(Stated problem): Which lines contain the word "true"? Return each of them as written.

(Data):
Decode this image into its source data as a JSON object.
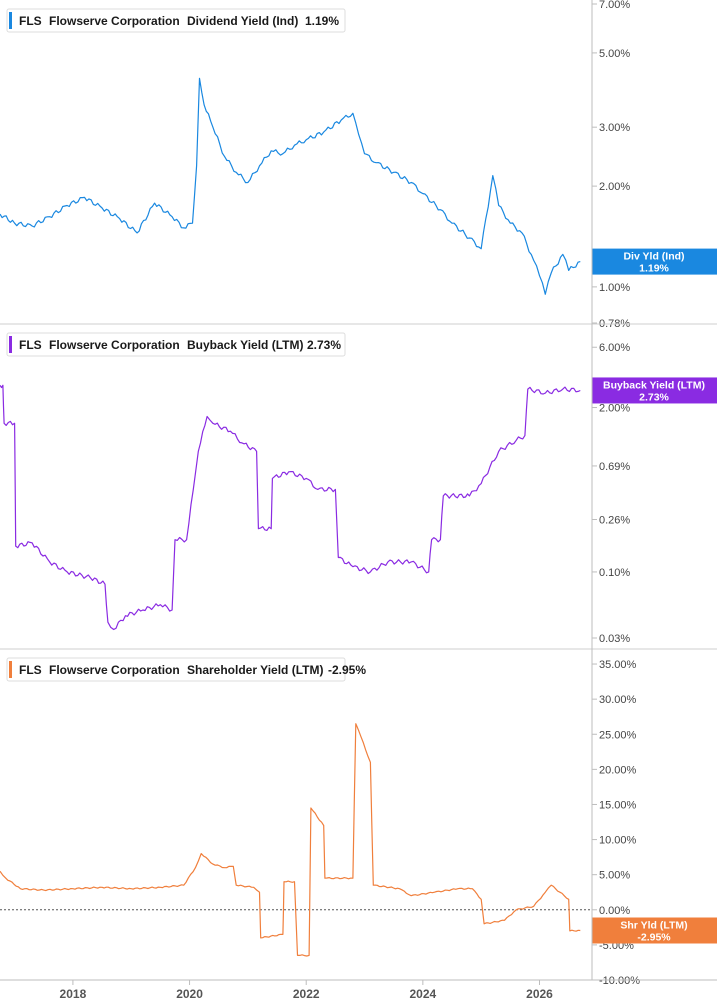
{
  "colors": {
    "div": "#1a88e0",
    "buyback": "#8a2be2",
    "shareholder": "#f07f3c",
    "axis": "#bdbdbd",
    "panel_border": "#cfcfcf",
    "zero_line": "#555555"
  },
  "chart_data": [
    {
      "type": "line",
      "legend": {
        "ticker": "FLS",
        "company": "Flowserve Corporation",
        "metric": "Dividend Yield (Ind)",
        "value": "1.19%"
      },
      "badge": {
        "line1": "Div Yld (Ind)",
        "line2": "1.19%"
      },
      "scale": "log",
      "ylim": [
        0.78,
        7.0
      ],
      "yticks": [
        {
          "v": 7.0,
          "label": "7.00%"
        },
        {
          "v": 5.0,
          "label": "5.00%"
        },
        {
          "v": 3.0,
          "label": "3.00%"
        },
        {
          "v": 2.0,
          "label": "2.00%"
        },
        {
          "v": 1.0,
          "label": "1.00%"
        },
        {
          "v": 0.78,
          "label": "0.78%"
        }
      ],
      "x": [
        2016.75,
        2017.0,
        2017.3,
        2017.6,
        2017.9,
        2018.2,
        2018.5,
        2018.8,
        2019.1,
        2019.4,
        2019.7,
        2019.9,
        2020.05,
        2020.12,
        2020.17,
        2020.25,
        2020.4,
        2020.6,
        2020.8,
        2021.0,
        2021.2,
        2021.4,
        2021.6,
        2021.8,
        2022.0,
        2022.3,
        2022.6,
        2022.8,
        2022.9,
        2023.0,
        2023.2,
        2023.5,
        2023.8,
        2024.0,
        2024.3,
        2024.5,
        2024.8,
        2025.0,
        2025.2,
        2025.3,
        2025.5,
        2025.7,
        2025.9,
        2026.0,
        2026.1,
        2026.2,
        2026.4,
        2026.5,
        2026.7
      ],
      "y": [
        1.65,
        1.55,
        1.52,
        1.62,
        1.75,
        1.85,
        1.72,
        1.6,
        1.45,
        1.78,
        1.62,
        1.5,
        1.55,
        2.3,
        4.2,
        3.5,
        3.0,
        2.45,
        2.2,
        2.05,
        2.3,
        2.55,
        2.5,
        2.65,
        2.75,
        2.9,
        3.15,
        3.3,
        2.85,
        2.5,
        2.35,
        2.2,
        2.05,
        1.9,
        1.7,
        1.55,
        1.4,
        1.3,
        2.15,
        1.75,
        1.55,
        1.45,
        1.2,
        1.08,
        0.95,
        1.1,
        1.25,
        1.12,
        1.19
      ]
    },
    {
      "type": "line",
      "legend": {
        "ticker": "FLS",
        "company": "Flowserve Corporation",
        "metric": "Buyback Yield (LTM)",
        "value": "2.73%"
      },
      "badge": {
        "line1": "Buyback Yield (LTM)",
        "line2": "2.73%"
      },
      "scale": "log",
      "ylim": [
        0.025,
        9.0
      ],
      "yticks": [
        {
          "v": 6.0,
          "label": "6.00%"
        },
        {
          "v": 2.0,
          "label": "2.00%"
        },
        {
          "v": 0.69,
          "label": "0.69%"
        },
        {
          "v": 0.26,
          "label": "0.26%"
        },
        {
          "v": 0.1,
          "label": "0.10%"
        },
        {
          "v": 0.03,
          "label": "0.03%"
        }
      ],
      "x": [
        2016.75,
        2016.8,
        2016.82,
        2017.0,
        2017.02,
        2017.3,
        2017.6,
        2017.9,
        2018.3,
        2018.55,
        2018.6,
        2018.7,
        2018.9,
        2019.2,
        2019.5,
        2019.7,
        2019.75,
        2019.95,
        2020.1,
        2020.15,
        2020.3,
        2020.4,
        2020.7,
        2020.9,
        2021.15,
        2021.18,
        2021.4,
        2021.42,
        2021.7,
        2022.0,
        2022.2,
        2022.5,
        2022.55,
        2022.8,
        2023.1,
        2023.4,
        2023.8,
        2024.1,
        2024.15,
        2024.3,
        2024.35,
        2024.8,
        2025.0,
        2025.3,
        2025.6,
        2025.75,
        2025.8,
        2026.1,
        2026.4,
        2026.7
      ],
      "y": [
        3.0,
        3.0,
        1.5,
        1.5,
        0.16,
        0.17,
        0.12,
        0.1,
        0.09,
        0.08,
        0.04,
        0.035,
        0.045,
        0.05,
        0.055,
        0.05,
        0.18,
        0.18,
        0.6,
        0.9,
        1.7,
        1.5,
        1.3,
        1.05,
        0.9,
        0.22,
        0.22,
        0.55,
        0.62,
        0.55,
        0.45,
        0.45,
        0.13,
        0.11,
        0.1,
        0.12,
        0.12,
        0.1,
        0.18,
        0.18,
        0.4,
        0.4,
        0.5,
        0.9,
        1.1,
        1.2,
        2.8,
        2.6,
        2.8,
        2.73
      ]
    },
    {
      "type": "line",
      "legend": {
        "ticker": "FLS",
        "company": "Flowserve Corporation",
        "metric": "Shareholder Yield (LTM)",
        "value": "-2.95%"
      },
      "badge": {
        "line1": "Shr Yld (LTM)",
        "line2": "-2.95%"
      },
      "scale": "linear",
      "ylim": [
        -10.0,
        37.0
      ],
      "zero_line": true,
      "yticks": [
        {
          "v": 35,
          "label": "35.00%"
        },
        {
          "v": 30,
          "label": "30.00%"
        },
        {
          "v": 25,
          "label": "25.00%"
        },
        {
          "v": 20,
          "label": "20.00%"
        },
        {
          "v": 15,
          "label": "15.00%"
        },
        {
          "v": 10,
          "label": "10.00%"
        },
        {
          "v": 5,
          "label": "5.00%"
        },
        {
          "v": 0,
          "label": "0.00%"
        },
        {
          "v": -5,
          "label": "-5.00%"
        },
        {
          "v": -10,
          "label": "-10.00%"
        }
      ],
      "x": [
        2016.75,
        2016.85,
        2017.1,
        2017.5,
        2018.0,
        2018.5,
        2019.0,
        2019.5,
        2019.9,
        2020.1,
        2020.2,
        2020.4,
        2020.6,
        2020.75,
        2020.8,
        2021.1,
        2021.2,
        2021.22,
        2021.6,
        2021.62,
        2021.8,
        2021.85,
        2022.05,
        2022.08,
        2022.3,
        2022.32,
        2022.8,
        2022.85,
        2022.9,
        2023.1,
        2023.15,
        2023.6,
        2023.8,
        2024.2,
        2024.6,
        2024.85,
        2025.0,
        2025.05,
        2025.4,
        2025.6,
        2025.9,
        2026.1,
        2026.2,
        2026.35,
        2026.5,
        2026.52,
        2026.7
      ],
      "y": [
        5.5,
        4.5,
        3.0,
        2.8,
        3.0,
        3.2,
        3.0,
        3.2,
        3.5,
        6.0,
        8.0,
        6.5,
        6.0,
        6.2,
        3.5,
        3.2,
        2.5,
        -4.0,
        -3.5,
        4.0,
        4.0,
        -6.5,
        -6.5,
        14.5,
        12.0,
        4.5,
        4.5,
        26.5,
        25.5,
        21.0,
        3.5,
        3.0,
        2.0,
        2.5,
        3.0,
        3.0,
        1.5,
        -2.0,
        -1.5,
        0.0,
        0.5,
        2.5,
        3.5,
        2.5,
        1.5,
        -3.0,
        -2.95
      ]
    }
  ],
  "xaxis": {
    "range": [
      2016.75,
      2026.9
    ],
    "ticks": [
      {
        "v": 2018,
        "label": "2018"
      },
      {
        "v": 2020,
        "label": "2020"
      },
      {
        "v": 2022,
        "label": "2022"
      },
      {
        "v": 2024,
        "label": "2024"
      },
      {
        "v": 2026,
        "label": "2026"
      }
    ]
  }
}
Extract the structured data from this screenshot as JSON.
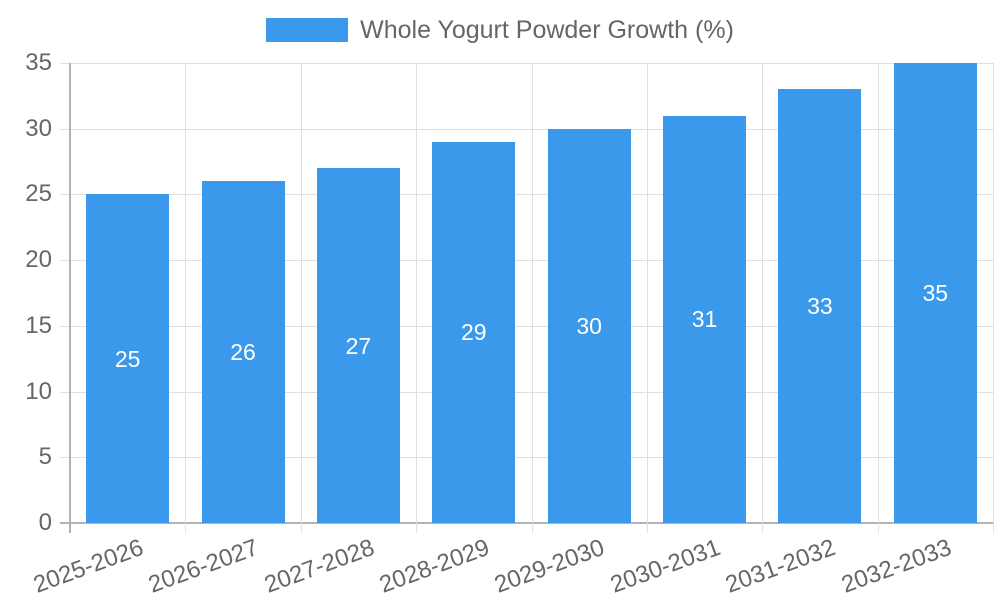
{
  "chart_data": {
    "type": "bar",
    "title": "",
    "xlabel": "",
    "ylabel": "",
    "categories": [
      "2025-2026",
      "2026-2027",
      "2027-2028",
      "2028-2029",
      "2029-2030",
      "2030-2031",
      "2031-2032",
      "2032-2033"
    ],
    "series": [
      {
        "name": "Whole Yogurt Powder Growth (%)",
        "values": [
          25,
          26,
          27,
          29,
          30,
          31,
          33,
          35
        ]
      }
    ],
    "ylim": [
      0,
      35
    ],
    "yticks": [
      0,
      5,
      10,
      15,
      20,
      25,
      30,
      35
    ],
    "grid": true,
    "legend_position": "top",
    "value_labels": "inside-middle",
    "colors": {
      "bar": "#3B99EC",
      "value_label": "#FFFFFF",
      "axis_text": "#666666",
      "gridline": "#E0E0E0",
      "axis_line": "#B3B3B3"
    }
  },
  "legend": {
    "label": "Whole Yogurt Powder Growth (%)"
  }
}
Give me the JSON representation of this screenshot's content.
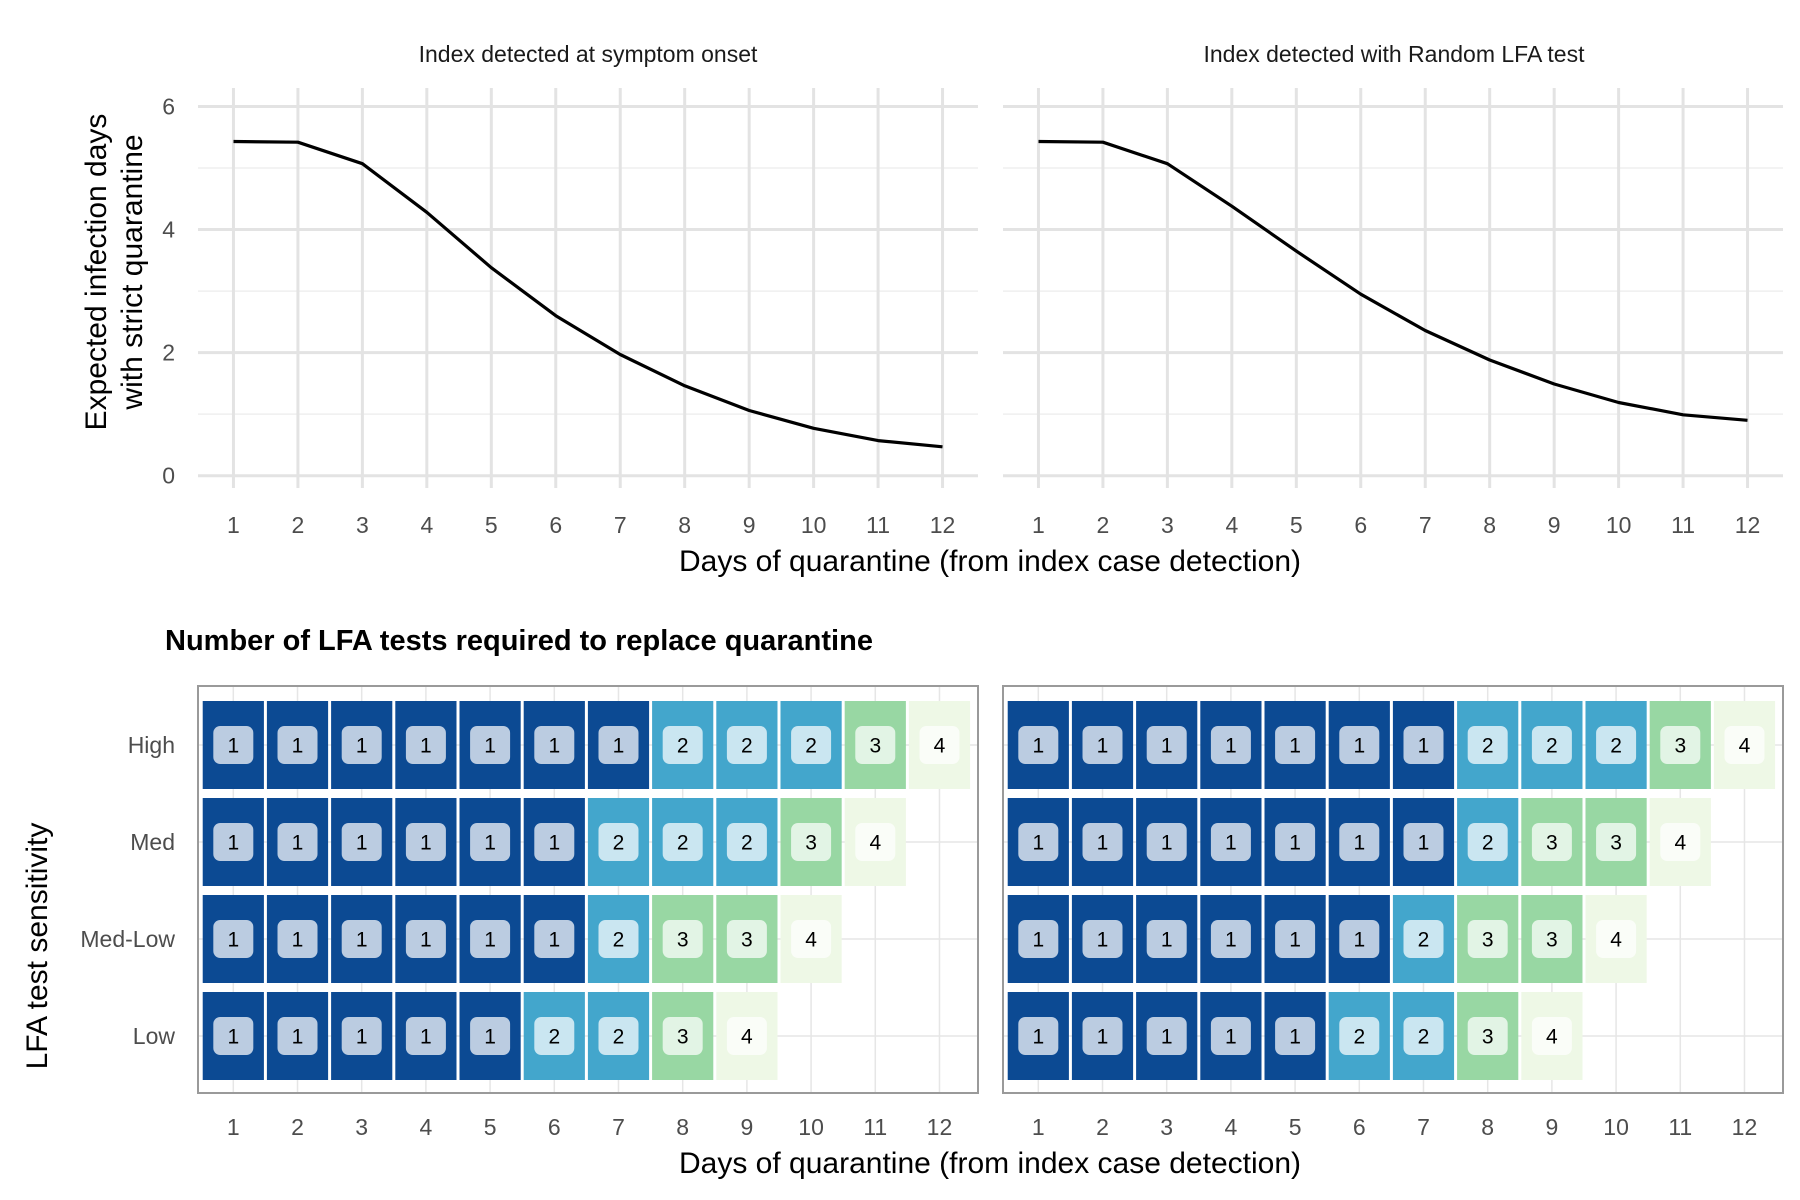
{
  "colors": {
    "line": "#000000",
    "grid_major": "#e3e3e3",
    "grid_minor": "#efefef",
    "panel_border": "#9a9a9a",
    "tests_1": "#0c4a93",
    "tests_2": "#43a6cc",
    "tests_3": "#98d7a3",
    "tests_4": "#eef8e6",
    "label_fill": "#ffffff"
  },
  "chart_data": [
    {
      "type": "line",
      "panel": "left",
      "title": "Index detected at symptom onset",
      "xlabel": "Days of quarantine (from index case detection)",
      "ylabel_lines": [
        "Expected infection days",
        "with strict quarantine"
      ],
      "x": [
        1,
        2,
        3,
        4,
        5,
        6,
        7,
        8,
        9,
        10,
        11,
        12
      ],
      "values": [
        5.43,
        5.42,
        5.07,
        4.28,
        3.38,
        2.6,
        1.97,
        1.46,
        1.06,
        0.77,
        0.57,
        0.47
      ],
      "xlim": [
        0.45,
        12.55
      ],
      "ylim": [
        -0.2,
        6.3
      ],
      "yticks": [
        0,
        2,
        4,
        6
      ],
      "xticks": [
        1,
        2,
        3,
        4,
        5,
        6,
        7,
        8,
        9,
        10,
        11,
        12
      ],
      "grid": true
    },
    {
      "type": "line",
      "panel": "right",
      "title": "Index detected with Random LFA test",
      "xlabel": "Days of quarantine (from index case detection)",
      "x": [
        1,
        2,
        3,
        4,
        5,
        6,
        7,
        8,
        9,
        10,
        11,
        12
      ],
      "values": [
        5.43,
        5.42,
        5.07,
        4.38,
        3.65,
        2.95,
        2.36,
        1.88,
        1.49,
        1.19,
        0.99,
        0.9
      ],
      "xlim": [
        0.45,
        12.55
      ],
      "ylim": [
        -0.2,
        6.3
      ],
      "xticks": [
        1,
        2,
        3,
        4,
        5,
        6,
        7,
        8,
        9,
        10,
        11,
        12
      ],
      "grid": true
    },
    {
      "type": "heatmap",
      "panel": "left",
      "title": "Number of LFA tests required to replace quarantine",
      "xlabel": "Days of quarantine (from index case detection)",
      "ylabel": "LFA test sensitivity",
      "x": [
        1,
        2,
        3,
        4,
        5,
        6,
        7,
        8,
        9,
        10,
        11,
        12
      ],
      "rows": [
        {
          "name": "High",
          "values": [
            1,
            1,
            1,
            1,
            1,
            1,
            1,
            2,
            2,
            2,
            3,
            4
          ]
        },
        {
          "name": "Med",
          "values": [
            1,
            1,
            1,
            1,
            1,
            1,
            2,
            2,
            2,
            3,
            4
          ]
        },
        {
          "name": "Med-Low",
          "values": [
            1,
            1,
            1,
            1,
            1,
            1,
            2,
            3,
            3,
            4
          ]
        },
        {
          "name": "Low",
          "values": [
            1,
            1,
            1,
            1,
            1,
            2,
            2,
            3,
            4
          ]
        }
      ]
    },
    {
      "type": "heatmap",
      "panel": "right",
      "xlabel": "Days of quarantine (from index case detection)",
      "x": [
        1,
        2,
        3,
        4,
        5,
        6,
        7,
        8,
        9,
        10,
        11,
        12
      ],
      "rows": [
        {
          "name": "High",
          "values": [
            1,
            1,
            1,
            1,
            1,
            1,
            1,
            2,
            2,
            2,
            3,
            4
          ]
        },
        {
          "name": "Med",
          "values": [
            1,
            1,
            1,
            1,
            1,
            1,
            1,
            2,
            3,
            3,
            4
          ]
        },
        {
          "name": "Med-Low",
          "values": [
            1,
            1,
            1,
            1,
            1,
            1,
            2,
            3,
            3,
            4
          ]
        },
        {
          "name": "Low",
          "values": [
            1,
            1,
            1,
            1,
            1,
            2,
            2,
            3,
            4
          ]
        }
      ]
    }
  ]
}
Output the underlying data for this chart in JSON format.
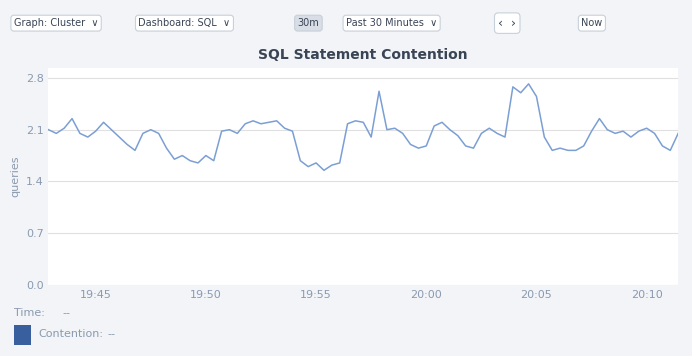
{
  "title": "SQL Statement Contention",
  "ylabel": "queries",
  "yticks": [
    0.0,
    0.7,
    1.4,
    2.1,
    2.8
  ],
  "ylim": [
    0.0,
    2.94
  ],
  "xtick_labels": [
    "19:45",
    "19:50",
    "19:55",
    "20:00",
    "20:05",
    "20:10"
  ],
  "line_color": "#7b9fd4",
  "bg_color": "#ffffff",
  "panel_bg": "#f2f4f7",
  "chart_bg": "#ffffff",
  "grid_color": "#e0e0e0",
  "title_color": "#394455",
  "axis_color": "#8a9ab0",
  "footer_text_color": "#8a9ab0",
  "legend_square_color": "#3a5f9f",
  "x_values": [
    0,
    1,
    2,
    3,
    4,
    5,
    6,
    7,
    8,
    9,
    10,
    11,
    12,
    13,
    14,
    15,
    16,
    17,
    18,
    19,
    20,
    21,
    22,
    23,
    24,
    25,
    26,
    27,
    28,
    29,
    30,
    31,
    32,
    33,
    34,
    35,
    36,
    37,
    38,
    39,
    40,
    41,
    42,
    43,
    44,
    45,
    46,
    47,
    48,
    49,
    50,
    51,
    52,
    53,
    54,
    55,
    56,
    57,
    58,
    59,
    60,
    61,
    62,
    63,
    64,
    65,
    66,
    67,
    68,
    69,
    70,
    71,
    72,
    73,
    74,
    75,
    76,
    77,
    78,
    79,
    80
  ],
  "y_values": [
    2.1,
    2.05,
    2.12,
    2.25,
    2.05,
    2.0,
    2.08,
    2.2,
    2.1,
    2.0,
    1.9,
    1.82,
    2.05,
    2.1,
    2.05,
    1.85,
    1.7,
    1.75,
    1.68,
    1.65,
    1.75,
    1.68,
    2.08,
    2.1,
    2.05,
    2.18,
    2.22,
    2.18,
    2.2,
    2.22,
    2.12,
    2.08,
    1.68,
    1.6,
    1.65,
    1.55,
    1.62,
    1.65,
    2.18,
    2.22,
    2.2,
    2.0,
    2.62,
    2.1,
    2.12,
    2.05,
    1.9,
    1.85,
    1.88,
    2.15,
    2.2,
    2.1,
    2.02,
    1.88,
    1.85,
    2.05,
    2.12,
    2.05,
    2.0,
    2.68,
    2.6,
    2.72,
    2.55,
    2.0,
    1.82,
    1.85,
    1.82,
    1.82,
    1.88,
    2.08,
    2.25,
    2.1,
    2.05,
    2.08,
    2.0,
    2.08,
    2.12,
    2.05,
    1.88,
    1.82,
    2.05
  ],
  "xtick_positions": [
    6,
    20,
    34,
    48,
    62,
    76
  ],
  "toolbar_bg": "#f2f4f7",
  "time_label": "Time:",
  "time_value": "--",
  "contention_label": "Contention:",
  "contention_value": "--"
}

(Reply to the task):
      "zero_line": true,
    "grid": true,
      "grid": true
      "grid": true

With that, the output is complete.